▶ **Set problem**: From the listing below, copy every line with the word "рекламного".
/---
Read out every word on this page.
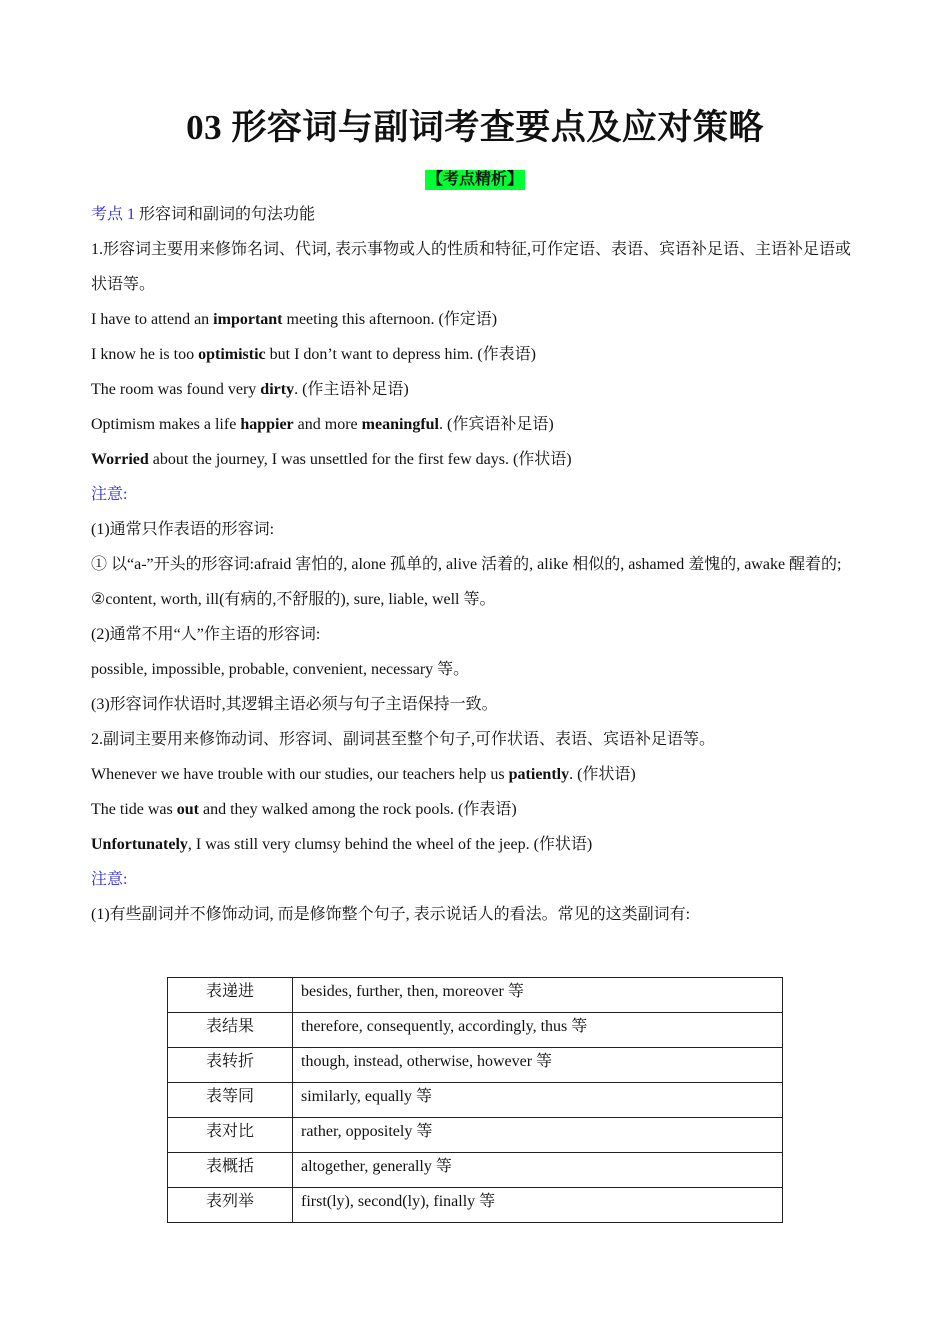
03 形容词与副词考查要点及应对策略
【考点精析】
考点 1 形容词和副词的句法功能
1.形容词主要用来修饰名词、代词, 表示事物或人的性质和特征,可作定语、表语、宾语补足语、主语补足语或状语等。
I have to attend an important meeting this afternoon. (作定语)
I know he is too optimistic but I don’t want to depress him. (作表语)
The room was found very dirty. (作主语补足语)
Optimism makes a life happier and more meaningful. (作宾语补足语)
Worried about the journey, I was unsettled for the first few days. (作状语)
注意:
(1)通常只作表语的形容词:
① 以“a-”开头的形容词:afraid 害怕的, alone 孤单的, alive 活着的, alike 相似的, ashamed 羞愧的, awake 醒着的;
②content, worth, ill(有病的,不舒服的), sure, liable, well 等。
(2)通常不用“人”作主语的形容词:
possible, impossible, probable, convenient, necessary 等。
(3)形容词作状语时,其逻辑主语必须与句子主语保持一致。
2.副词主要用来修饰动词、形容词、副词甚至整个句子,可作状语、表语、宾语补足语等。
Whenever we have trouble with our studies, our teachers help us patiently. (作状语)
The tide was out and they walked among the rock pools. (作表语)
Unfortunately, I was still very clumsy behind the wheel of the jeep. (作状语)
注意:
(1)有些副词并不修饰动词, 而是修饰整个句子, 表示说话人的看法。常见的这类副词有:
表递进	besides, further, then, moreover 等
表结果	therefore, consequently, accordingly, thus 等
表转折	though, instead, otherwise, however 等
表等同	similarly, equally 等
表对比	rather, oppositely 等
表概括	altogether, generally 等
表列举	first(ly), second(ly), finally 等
\---
/---
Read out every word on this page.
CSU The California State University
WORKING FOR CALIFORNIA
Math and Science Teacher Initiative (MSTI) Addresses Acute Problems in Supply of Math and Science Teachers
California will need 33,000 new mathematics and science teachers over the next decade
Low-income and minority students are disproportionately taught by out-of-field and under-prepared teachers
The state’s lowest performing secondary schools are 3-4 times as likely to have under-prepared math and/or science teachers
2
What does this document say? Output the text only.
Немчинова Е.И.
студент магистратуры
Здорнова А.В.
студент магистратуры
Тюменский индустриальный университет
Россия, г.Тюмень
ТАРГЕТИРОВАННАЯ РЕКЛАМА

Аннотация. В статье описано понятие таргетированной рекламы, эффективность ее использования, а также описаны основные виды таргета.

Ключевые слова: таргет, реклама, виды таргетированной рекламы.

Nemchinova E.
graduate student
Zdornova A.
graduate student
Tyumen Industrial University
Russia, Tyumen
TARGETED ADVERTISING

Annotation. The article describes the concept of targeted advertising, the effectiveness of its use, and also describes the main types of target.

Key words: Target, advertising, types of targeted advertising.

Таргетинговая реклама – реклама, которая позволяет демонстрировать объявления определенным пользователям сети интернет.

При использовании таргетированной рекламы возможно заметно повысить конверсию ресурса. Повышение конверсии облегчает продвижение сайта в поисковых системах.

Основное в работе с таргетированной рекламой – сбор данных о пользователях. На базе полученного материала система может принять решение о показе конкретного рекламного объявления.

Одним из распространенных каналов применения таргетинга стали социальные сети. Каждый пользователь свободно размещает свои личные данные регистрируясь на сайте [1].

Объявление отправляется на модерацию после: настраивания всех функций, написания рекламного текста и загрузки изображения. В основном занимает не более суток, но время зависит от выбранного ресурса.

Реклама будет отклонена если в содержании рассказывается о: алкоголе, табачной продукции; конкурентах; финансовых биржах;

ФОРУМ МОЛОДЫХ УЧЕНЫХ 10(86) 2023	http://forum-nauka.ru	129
\---
▶ **Worked answer**:
Основное в работе с таргетированной рекламой – сбор данных о пользователях. На базе полученного материала система может принять решение о показе конкретного рекламного объявления.
Объявление отправляется на модерацию после: настраивания всех функций, написания рекламного текста и загрузки изображения. В основном занимает не более суток, но время зависит от выбранного ресурса.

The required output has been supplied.